**TASKS:**
(a) According to the TV recap below, who will jam on lead guitar with one of the rockers this week?
(b) Continue the TV recap below, starting right after its final sentence.

**EXCERPT PROVIDED:**
::::

I can only imagine what Dr. Evil would do with such a killing machine… Anyway, I don’t know if it’s because of the weather (yes, we’re having storms again) or my TiVo is throwing a hissy fit about having to watch this show twice a week, but for some reason, the sound is really off tonight. Ironically, I like it better this way. Especially when Zayra “performs.”
Hey, does anyone know if Brooke is pregnant? Because I don’t know how else to explain her outfit. It makes her boobs look droopy and her belly quite large. It’s almost as if she’s trying to hide a protruding starving African belly. Or maybe she’s hiding an actual starving African. Enquiring minds want to know!
Brooke introduces the 12 remaining rockers, saying they’re “sitting together like they’re crammed into coach class.” Since when has Brooke ever flown coach? She then follows up with, “But only one of the rockers will be hitching a ride in a private jet with Supernova.” Oh, I get it. Airplane humor. Okay, I got one. Ready? Northwest.
After a quick introduction of the band, it’s time for the closest thing to a catchphrase Brooke has (apart from calling everyone a “rocker,” that is): introducing her “good friend,” TheDave. Wait a minute, she didn’t introduce him as her “good friend”! I bet she’s just sore because TheDave said her outfit was so ugly even he wouldn’t wear it. Okay, he didn’t really say that. Because as we all know, there isn’t a woman’s outfit ugly enough that TheDave wouldn’t wear.
Last week, Jason played bass with Phil. This week, Gilby is going to jam on lead guitar with one of the rockers. Who will it be? You’ll just have to watch and find out. Please let it be Zayra! Please let it be Zayra!
As we all know, Supernova has been in the studio working on their “sound.” Earlier in the week, they took a break and visited the mansion to play some tracks for the contestants. Much bobbing of heads, snapping of fingers and clapping of hands ensues. And that’s just for Jason’s a cappella version of Frera Jaqua! Eh, if only he’d actually sung Frera Jaqua. Because truth be told, the tracks they played kinda sucked. Maybe the band should pick Zayra. At least having someone on stage shooting lasers out of her hands would take the attention off their music.

::::

Items from a data source:
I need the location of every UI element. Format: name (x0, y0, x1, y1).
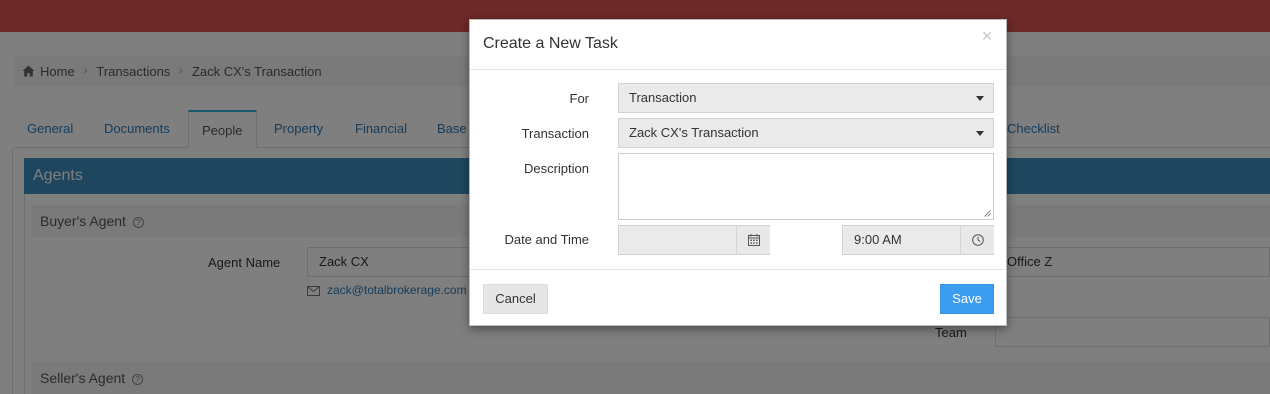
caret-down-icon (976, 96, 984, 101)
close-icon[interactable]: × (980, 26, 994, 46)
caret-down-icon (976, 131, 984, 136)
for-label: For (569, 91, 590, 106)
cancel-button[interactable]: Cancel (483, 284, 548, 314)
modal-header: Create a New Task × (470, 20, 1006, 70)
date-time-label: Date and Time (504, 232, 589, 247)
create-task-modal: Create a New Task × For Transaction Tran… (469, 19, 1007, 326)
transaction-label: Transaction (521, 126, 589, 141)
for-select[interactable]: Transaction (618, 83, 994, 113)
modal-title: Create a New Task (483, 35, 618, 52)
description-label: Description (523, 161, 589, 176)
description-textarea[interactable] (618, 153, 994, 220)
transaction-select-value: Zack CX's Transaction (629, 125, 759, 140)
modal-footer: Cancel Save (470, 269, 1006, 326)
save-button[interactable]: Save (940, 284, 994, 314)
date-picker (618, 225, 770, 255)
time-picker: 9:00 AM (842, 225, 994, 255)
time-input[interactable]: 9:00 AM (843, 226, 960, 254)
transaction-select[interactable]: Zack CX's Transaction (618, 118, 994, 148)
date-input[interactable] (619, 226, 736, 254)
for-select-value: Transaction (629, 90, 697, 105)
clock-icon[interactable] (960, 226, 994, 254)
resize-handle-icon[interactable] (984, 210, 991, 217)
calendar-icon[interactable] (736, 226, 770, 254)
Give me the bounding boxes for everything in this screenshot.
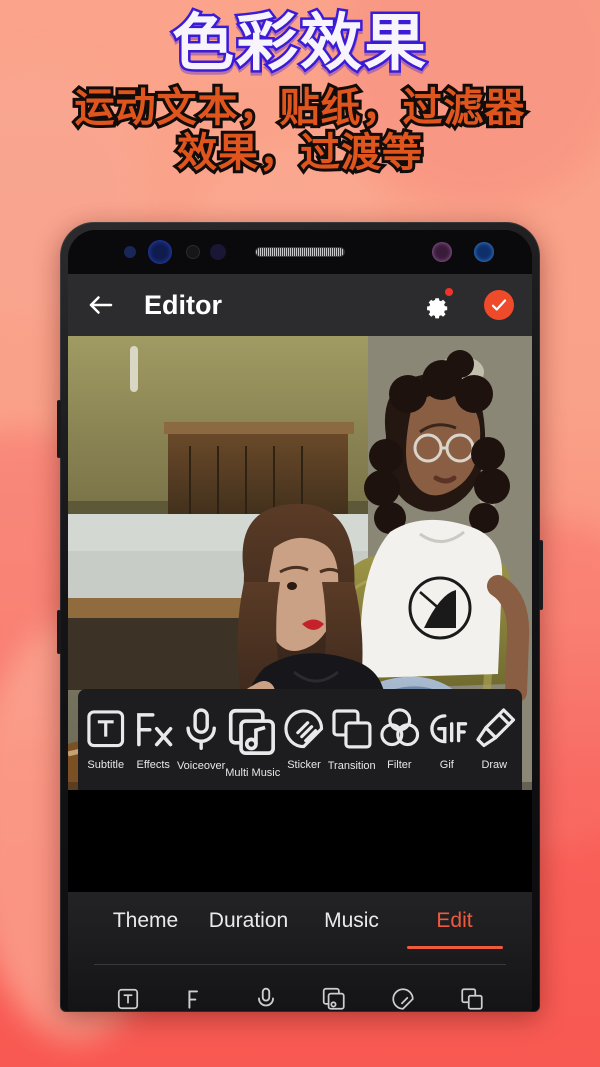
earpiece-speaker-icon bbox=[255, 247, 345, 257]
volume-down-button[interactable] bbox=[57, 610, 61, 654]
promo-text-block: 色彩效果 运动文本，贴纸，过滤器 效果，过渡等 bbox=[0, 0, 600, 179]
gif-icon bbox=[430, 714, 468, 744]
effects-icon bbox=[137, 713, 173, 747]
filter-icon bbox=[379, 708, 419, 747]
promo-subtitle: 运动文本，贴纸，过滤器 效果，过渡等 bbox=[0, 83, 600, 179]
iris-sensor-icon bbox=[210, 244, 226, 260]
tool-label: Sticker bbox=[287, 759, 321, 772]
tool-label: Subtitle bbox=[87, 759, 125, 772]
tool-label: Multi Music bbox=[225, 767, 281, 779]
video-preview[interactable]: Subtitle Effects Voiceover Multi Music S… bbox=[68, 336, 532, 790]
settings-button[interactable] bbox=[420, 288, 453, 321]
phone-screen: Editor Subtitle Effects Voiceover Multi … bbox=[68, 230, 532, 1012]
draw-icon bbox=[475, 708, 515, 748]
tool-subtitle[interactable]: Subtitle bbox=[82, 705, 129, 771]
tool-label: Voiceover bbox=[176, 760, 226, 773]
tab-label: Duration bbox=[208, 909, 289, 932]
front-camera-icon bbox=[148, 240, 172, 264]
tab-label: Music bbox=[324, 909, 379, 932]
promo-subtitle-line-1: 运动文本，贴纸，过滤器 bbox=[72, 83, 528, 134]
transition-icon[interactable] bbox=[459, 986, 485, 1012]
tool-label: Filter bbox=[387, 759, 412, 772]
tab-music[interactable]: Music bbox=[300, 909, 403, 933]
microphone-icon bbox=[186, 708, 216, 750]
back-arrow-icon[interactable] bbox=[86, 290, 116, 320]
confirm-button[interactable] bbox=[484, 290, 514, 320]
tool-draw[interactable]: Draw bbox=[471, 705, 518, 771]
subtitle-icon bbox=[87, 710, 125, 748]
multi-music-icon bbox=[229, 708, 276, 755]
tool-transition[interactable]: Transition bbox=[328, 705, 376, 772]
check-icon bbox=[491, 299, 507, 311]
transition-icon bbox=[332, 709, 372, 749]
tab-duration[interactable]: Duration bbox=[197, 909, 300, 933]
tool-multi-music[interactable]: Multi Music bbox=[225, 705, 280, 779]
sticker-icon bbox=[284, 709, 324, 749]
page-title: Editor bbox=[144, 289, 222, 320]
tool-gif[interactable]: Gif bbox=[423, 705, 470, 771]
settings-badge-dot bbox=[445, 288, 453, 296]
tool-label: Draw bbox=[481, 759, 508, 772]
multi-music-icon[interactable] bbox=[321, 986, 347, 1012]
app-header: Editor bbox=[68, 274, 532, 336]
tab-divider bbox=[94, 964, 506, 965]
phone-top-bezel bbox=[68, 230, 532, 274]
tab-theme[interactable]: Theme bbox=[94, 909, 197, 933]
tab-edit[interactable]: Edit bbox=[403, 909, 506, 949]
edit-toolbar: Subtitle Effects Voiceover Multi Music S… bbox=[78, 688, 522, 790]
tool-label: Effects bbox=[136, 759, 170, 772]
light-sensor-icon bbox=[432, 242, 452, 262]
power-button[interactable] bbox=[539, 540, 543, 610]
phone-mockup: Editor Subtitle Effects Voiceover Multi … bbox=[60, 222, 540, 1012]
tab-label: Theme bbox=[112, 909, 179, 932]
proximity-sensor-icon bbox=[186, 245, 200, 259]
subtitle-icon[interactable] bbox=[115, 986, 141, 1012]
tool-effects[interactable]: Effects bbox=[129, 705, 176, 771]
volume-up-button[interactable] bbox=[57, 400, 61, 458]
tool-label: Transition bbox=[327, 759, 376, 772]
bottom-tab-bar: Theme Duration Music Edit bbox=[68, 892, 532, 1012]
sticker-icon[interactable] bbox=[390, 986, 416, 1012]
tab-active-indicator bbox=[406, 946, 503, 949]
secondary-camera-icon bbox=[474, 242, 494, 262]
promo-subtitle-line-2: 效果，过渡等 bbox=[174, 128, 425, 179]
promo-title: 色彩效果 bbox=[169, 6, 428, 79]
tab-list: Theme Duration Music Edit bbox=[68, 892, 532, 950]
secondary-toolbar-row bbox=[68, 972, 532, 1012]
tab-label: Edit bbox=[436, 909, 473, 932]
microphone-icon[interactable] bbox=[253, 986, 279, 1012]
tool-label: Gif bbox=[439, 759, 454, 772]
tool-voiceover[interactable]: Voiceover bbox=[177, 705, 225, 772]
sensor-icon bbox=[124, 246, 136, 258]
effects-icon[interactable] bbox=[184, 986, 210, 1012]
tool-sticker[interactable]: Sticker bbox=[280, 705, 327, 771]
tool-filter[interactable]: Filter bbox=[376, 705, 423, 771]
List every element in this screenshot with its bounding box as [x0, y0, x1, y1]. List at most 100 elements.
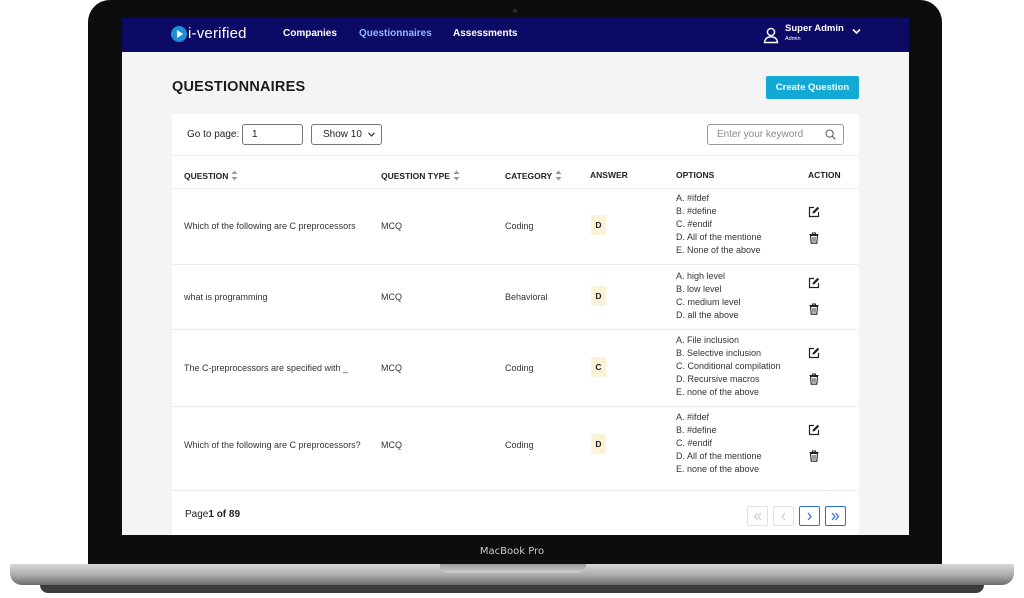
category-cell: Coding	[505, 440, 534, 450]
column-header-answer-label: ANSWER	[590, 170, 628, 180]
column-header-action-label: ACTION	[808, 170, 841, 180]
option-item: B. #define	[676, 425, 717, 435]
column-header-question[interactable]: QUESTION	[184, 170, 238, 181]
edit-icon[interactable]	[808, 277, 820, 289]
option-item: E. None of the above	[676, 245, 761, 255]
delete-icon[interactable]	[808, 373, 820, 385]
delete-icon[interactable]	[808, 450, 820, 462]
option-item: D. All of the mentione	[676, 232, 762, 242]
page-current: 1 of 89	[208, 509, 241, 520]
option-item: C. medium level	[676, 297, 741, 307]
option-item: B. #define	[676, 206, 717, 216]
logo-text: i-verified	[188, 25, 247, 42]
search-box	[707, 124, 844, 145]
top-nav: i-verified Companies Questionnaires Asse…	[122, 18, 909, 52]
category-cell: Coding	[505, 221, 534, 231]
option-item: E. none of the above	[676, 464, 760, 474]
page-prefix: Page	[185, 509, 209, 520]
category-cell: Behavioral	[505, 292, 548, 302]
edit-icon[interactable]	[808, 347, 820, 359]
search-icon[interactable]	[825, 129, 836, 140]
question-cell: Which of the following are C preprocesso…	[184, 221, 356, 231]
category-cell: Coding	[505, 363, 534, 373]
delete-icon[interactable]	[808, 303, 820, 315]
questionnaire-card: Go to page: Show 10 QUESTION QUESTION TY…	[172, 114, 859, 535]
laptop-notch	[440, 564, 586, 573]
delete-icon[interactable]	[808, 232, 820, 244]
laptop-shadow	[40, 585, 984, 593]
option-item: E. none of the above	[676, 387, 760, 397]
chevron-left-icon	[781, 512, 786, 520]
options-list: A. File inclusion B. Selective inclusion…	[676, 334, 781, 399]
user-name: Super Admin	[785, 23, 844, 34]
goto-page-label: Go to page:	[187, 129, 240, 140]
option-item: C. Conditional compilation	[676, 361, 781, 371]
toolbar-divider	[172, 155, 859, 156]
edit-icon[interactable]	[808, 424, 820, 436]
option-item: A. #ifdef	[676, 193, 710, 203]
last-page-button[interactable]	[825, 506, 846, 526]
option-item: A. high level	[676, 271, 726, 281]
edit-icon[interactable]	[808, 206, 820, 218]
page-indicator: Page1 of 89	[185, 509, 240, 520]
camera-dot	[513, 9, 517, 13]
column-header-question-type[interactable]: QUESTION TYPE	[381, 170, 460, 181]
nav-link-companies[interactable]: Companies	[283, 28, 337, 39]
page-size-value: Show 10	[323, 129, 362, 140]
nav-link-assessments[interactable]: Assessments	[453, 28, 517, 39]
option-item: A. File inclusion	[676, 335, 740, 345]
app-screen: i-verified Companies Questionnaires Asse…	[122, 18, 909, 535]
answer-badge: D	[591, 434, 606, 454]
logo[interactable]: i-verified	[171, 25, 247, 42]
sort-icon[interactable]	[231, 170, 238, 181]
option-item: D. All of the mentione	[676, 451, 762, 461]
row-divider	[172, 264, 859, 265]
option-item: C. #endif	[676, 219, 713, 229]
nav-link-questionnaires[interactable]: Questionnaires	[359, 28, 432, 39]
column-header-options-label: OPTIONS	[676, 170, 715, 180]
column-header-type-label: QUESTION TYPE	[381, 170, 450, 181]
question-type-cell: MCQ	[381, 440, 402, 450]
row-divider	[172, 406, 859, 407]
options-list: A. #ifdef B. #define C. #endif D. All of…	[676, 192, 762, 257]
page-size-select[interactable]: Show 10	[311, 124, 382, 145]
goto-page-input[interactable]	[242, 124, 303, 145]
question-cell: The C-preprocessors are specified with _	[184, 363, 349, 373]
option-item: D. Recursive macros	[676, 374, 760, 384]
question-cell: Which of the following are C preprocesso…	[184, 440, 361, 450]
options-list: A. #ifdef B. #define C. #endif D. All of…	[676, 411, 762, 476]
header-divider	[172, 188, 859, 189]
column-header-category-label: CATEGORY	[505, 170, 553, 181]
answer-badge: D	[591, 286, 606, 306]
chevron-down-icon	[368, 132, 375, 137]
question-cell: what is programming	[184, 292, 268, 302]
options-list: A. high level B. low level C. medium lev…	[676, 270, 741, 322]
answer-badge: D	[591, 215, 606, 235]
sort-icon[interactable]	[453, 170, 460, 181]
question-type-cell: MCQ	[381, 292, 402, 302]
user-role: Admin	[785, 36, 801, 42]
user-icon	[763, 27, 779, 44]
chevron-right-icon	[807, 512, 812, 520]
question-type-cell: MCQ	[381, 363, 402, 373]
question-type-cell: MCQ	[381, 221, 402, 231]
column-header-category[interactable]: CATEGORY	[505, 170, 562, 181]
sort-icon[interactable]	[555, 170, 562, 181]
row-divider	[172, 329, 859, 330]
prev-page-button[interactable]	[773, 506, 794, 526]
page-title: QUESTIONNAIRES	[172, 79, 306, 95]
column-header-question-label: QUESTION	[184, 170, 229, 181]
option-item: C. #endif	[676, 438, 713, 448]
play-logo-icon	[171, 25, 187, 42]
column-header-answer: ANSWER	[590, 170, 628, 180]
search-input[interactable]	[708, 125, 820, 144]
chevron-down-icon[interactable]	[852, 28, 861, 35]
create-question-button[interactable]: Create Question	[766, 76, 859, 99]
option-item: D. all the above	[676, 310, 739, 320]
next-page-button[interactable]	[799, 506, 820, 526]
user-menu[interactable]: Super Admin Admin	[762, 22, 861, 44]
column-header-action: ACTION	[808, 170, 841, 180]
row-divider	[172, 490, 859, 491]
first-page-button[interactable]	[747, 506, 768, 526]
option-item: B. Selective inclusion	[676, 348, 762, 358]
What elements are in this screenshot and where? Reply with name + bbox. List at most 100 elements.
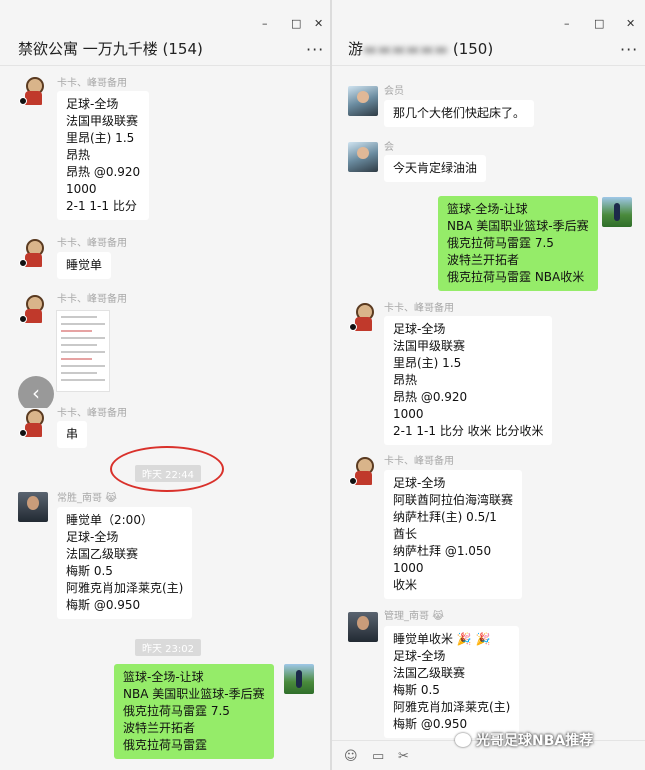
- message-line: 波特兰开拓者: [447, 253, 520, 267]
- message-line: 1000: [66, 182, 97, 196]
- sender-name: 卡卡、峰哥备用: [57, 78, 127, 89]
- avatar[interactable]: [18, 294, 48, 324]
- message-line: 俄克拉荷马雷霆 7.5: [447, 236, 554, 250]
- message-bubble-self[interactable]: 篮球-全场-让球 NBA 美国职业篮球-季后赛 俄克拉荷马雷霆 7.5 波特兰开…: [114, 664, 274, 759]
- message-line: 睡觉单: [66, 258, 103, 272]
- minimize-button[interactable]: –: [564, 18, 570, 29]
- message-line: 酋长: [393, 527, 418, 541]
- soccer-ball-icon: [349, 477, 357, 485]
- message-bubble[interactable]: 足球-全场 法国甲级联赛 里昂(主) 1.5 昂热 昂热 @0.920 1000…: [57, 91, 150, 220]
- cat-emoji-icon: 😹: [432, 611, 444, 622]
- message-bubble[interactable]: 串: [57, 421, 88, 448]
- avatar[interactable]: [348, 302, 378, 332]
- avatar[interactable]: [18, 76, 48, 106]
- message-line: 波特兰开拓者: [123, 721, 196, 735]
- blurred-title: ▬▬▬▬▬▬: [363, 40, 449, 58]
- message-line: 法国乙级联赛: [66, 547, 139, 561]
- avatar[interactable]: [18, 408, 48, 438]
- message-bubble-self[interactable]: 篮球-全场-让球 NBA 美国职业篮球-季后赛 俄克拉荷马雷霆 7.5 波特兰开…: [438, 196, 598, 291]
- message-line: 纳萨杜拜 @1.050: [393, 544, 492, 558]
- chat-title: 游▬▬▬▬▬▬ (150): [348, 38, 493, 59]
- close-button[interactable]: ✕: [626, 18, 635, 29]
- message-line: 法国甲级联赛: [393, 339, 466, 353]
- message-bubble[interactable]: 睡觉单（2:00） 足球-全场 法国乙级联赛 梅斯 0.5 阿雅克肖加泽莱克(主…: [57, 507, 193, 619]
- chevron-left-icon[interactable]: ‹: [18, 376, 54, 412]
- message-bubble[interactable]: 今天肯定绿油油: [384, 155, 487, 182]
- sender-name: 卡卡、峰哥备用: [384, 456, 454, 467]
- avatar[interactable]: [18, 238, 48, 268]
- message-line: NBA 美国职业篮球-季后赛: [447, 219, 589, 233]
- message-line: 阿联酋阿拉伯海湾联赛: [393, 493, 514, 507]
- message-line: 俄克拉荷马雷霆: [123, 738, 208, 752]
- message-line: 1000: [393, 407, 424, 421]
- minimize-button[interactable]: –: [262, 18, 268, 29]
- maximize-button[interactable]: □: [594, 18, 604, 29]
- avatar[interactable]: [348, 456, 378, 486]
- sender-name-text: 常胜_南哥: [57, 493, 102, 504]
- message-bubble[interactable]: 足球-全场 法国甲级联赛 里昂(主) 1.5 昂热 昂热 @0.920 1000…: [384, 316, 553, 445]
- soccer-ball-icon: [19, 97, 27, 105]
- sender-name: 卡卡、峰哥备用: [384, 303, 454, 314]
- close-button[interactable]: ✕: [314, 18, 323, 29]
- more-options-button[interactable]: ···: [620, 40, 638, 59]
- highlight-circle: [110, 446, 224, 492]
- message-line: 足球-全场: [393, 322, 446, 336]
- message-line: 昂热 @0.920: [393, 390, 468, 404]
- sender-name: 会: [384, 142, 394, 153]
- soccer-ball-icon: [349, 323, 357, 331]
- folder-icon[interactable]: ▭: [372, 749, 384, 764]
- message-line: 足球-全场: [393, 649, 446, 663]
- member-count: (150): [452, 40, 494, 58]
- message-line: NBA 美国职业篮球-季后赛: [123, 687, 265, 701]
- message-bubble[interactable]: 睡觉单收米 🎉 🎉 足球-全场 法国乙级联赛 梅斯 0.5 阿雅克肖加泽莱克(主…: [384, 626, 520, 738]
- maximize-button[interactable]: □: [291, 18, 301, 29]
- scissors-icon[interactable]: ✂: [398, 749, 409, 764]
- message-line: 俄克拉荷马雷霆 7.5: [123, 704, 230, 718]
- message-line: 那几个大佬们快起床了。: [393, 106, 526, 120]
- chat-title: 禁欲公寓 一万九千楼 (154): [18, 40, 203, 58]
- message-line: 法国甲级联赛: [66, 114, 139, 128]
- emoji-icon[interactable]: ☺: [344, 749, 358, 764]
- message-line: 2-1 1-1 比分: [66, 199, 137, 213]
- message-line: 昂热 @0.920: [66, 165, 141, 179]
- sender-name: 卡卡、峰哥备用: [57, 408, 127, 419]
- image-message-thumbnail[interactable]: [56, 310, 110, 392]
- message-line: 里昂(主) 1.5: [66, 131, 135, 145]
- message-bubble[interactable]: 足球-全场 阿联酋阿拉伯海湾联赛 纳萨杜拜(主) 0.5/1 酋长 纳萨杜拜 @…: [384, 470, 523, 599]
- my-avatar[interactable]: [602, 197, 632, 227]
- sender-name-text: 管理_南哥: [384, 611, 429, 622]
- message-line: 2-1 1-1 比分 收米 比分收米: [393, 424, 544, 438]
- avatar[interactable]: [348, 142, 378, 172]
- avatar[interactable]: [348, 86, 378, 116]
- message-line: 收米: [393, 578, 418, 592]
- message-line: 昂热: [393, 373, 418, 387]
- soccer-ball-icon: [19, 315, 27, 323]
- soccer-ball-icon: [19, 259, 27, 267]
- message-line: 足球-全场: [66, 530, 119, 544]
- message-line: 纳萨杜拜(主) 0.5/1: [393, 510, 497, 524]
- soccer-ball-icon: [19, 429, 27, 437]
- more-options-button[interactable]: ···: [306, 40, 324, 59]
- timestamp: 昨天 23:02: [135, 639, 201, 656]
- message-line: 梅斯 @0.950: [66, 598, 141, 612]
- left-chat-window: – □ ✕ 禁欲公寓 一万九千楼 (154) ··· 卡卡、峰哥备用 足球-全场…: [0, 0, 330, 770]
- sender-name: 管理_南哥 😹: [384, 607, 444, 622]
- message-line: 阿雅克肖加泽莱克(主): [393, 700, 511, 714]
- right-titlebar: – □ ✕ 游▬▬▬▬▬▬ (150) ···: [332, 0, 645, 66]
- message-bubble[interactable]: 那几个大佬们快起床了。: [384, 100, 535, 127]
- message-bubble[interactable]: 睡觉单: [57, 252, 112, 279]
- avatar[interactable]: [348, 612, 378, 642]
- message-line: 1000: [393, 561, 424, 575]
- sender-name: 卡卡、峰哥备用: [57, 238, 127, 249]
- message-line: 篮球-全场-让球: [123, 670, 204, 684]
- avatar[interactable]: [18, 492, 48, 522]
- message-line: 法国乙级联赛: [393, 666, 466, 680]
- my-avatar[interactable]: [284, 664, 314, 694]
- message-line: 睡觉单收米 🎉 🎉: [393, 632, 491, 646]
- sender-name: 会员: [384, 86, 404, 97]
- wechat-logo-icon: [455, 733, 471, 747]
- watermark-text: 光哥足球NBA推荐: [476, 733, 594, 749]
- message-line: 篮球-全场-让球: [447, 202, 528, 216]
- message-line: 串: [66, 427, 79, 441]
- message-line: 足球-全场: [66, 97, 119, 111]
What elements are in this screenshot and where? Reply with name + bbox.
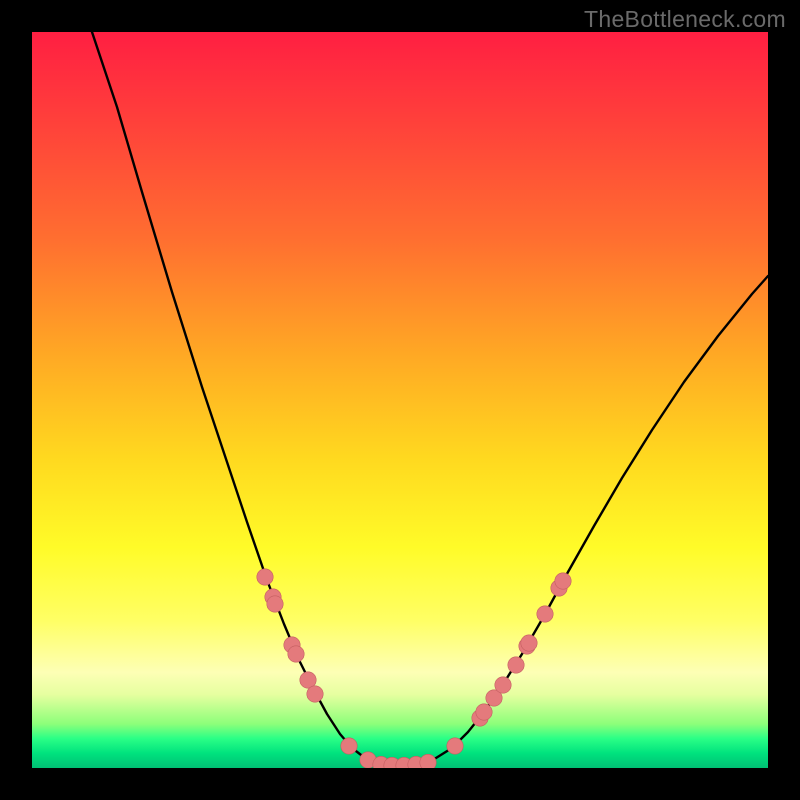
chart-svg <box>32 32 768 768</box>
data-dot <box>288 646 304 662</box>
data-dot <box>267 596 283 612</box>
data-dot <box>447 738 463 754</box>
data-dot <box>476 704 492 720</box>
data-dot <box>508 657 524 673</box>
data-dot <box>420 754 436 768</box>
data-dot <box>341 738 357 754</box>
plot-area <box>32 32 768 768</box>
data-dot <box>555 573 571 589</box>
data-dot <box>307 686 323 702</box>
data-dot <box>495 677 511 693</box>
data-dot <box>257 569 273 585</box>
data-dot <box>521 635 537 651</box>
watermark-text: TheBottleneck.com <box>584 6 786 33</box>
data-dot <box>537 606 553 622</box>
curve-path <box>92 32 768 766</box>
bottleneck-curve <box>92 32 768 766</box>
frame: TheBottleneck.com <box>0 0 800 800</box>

::::

**ANSWERS TO THE TASKS:**
(a) Gilby.

(b)
Evidently, I’m alone in my dislike, because the rockers all seem to love what they’re hearing. I know, what are the odds? General consensus seems to be it sounds like top-down, cold beer, good times, classic rock and roll. Or, as I like to call it, Journey.
Okay, it’s not that bad. But I don’t think it’s something I’ll be downloading off of iTunes anytime soon. Primarily because my iPod broke yet again. Thanks a lot, STEVE JOBS. I bet if we shaved his head, we’d find a tiny 666 tattooed on his scalp. Growing up, I always thought the Antichrist would be cool. But Steve Jobs is just a dick!
Anyway, the contestants all say they get what the band’s all about now, and can’t wait to put some words to the tracks. Come on, you can’t tell me singing something to that is going to be more fun than covering “Sanitarium”. Pussies.
Back in the club, Gilby tells the contestants it was great to hang out with them the other night, but now that they know the type of music the band will be playing, there’s no more excuses for sucking. Unless your name is Zayra, in which case that’s all the excuse you need.
“Enough about our music,” says T-Lee. It’s time to hear the contestants. “Let’s crank this up, bitch!” I love when Tommy hits the rockers with his patented pillow talk.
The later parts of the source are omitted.